··· Records supplied

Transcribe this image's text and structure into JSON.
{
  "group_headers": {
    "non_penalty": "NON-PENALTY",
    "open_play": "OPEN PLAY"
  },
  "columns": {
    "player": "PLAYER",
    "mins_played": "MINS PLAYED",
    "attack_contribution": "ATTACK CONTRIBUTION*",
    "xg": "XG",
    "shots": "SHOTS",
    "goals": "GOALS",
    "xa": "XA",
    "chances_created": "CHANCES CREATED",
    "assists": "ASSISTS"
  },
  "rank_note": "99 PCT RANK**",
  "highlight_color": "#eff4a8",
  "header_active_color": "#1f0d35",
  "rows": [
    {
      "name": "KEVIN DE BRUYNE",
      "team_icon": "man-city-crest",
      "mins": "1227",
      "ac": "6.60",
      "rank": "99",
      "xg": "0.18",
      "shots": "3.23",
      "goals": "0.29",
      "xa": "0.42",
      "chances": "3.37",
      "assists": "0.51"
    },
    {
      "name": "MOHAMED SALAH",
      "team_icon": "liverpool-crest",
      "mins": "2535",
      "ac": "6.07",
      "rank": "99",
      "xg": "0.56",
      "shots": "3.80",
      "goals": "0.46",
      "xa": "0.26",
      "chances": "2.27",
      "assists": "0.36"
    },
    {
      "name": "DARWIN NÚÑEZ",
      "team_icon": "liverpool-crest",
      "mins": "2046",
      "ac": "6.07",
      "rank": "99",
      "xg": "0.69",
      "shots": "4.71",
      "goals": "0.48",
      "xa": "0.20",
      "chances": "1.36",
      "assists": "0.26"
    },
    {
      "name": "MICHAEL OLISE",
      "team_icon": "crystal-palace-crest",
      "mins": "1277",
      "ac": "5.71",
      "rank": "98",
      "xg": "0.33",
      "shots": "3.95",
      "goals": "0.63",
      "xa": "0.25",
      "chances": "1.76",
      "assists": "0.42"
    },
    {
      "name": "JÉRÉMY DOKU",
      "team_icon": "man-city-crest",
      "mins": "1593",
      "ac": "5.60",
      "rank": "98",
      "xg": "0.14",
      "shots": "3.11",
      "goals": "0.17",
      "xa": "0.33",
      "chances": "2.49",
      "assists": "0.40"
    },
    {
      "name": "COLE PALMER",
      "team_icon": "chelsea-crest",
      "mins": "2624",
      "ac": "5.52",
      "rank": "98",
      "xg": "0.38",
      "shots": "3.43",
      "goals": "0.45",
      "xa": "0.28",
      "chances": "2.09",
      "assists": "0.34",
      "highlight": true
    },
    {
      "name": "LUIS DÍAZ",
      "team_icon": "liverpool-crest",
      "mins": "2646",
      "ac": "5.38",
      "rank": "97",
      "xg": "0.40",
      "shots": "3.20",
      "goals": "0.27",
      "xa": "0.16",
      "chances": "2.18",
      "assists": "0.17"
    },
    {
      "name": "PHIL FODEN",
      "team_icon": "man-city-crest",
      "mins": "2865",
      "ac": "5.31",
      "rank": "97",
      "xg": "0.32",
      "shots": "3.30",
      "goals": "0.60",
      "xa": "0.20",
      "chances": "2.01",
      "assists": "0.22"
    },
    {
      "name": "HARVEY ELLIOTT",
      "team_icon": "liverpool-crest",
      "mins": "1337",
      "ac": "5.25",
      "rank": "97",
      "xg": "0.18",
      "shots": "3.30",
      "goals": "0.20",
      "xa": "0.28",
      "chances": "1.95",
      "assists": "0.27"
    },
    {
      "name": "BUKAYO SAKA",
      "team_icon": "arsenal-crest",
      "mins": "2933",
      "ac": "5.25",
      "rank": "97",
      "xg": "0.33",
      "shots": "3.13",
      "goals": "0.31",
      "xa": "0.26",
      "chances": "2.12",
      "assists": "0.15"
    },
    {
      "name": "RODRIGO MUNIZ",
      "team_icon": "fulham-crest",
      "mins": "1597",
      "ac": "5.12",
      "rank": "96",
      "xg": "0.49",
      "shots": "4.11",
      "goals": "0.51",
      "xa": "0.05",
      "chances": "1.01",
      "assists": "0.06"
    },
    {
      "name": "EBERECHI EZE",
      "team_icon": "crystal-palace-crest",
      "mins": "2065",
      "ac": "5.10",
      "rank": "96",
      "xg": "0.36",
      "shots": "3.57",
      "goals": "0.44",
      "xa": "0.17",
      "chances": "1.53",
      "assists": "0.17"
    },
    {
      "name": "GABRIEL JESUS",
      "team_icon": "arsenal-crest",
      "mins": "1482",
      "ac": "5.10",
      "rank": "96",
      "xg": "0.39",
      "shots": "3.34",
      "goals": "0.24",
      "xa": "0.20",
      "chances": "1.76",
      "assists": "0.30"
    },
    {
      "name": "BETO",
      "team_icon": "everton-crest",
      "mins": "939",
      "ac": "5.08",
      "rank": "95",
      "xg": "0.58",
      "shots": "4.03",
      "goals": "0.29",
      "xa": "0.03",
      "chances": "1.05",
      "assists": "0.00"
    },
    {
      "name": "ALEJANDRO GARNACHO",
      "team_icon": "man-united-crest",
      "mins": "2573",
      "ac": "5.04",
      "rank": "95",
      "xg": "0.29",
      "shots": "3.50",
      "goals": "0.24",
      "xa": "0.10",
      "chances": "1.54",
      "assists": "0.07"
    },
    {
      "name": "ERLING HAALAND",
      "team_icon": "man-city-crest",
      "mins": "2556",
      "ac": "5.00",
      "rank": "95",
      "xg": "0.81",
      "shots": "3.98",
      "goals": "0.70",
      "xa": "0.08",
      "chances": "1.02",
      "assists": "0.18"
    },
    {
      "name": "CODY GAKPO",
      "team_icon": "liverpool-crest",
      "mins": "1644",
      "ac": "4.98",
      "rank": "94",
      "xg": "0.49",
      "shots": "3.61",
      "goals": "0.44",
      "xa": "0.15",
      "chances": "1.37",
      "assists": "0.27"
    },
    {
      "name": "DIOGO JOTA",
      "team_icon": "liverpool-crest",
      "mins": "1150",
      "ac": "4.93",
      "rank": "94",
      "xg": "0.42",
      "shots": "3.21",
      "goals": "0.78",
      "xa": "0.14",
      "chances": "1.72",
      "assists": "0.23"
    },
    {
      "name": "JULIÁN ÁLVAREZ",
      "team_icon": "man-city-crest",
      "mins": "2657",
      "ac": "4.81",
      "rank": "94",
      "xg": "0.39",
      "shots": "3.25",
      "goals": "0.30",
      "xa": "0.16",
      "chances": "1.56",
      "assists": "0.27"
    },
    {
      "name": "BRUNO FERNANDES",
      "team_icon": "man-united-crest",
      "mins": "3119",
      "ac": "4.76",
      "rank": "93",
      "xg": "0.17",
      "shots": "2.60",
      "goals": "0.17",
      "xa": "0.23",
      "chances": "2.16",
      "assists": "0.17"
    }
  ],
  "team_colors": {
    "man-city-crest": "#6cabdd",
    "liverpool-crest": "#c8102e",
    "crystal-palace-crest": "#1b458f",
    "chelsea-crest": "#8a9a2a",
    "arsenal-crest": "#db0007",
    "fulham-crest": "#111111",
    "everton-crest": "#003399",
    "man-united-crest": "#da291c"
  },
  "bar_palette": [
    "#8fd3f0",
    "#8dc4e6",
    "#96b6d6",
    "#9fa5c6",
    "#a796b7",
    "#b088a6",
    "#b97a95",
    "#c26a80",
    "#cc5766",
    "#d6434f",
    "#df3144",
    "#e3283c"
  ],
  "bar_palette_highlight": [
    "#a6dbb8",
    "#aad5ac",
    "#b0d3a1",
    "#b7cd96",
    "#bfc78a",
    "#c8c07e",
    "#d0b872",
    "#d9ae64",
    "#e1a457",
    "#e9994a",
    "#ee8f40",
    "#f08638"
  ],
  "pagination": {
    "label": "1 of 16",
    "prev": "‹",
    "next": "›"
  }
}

······

Task brief →
Go through the listing above and work out how many lines contain the string "fulham". Reply with the number alone.

Result below →
2